Find the lines holding the string "JSON" in the data, then copy all of them.

++++ PROVIDED RECORDS

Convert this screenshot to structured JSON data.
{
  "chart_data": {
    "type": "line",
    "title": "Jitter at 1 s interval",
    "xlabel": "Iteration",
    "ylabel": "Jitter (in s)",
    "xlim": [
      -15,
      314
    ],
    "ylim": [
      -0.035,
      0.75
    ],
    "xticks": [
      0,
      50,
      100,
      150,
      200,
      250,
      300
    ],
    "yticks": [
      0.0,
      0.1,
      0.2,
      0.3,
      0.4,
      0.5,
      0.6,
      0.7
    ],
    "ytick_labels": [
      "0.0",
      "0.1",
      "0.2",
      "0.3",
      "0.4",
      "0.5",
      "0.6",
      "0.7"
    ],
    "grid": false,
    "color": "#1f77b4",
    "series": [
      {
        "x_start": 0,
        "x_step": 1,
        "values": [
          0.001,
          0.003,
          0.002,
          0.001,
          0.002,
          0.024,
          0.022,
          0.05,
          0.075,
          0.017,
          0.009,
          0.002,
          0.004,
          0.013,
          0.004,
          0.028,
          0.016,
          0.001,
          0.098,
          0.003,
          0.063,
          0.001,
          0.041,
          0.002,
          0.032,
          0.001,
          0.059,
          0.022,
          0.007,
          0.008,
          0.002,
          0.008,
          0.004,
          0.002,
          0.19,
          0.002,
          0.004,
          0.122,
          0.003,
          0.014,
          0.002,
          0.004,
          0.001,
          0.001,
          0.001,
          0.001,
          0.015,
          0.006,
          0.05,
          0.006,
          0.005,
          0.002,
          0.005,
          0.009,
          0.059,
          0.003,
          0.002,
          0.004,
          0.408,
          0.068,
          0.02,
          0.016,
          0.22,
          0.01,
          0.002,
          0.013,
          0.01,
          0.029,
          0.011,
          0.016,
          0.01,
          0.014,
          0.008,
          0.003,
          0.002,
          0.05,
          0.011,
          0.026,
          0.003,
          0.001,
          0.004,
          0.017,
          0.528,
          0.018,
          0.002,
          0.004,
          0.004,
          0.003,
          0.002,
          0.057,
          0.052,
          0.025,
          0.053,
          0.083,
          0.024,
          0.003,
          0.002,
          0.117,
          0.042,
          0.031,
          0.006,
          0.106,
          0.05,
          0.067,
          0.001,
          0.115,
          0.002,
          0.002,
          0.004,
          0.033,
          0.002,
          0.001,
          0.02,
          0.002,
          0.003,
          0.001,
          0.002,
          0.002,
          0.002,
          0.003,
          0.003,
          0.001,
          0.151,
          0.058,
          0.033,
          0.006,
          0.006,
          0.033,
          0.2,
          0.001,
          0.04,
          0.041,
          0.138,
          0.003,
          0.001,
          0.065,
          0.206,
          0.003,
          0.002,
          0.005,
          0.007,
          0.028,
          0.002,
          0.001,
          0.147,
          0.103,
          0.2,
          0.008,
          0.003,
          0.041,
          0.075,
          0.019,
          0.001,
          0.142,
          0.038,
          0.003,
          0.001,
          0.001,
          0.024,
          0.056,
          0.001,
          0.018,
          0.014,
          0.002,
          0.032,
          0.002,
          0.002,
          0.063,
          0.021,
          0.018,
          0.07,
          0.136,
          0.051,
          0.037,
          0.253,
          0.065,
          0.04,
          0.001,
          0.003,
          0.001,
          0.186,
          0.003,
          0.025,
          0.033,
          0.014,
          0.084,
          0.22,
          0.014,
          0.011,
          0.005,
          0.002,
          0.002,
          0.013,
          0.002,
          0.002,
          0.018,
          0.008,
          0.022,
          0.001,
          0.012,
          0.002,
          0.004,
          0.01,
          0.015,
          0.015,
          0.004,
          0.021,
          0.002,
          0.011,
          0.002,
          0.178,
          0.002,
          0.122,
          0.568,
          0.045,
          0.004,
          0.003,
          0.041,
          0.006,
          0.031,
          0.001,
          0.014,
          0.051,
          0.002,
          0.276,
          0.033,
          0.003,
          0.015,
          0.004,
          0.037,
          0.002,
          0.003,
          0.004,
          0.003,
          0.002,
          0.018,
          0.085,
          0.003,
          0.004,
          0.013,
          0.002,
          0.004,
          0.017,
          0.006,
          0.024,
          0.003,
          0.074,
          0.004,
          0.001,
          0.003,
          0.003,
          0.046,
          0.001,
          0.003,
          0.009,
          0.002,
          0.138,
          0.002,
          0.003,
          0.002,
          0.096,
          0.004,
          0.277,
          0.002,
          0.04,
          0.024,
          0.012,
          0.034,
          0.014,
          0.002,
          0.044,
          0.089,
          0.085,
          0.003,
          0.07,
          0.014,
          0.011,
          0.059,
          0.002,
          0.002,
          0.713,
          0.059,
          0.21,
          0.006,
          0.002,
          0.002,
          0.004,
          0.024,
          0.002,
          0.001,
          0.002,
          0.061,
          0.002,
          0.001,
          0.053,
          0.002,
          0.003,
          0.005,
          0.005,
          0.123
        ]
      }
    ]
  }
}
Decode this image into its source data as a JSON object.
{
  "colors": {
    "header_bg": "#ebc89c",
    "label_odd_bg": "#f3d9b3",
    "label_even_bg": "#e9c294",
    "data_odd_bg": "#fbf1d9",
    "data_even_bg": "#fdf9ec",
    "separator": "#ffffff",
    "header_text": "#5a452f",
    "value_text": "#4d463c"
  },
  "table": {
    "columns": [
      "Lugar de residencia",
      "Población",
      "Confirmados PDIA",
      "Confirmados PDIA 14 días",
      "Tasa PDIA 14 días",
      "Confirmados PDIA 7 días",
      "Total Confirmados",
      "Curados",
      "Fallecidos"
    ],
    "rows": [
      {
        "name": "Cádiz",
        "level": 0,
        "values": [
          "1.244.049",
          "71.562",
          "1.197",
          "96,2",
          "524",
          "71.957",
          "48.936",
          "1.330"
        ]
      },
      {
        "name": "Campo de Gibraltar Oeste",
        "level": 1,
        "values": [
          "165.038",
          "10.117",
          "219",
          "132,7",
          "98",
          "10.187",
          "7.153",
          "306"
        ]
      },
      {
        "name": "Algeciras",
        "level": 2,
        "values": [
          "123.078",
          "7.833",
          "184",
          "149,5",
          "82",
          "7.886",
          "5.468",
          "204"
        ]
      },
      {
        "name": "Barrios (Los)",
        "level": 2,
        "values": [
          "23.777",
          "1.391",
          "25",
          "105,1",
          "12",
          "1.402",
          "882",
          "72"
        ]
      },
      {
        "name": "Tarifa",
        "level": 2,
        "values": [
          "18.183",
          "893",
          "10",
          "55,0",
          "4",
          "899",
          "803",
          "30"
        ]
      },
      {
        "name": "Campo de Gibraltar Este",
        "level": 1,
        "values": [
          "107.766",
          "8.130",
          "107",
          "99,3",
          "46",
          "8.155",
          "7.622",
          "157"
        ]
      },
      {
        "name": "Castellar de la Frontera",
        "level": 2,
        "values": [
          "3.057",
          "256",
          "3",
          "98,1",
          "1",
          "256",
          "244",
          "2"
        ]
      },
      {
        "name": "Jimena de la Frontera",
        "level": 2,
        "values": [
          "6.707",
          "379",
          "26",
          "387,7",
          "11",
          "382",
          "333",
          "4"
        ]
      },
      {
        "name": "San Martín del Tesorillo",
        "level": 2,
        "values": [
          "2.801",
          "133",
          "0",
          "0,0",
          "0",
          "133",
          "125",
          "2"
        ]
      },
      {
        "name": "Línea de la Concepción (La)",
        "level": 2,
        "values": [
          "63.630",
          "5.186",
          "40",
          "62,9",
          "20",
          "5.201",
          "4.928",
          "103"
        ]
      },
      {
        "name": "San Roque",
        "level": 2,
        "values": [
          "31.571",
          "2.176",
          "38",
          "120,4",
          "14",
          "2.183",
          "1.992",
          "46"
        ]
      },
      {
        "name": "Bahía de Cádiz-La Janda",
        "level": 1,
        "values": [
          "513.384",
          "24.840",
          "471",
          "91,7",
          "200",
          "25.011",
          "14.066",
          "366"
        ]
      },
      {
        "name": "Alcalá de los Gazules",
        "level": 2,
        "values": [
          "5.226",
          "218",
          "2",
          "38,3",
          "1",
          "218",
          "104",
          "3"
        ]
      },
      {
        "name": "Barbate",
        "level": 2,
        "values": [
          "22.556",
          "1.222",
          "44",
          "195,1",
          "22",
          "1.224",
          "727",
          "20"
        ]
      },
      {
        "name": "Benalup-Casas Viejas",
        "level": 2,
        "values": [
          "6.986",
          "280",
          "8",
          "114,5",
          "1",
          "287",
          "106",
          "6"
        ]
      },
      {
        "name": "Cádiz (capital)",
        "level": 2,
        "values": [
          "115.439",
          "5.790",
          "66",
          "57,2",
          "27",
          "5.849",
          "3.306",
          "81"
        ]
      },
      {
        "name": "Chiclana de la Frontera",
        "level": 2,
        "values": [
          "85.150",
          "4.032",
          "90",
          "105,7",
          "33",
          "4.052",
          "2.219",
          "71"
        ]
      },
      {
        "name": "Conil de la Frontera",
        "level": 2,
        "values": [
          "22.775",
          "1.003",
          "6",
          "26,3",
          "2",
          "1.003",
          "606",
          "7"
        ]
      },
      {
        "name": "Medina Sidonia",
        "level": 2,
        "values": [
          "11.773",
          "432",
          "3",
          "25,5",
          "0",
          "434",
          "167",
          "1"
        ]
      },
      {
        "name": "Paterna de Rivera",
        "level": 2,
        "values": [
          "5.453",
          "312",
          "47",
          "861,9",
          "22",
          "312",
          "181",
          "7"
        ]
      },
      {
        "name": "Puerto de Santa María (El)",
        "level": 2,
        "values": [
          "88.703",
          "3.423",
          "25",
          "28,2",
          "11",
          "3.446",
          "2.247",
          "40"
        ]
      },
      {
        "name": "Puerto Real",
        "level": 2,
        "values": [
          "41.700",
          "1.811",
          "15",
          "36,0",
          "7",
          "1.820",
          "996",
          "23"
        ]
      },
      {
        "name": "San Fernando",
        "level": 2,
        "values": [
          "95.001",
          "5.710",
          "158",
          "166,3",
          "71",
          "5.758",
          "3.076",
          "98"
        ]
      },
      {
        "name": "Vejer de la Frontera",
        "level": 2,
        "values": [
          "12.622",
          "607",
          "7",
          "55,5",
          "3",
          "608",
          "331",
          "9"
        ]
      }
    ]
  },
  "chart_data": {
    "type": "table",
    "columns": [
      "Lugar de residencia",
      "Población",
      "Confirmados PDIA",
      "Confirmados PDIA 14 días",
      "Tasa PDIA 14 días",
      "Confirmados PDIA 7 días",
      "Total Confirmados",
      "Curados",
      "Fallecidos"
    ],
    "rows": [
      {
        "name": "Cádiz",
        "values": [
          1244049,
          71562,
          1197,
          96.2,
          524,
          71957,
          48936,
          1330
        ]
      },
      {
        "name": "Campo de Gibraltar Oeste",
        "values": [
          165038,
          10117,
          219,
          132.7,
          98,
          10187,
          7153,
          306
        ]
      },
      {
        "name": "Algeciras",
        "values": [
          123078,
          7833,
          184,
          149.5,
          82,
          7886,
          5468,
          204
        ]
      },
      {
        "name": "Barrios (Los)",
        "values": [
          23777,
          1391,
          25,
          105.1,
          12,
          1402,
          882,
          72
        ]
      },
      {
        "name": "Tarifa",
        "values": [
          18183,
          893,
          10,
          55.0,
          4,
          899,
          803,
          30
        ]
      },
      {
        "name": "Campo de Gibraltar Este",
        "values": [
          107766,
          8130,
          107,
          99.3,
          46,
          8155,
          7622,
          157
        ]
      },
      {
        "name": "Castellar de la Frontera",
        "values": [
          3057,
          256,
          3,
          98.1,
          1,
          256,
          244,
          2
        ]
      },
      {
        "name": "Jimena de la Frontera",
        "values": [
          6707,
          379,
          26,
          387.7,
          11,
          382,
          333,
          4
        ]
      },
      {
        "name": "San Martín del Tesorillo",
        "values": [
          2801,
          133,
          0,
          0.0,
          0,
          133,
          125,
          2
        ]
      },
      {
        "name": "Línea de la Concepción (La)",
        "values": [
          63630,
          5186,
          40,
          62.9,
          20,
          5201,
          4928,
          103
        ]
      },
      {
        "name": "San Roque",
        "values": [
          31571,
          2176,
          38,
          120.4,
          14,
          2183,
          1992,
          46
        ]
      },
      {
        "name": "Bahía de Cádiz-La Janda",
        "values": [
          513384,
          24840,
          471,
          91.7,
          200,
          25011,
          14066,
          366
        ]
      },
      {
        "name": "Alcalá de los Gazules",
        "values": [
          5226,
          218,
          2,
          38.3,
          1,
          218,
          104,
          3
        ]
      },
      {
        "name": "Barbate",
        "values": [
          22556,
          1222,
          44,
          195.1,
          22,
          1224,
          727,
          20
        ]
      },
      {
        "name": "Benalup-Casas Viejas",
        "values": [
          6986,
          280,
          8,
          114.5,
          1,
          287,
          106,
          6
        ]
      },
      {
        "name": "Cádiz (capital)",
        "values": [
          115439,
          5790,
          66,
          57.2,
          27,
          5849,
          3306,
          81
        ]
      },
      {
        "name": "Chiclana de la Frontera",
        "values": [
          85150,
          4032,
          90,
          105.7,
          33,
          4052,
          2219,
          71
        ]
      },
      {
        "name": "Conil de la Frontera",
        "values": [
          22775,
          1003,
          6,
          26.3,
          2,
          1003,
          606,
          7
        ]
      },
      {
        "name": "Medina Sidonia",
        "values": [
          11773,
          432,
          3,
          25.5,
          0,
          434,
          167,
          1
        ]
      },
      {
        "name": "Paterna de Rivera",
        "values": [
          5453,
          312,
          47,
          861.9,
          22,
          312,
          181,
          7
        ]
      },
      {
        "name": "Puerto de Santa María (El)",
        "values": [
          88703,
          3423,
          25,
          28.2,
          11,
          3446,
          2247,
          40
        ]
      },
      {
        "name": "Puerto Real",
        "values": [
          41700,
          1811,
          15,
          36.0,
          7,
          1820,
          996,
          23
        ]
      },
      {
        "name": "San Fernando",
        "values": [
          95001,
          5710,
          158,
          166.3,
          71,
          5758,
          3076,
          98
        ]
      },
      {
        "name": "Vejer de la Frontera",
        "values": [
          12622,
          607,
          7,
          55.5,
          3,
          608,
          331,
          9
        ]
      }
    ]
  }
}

++++++++

▶ **ANSWER TO THIS PROBLEM**:
Convert this screenshot to structured JSON data.
Decode this image into its source data as a JSON object.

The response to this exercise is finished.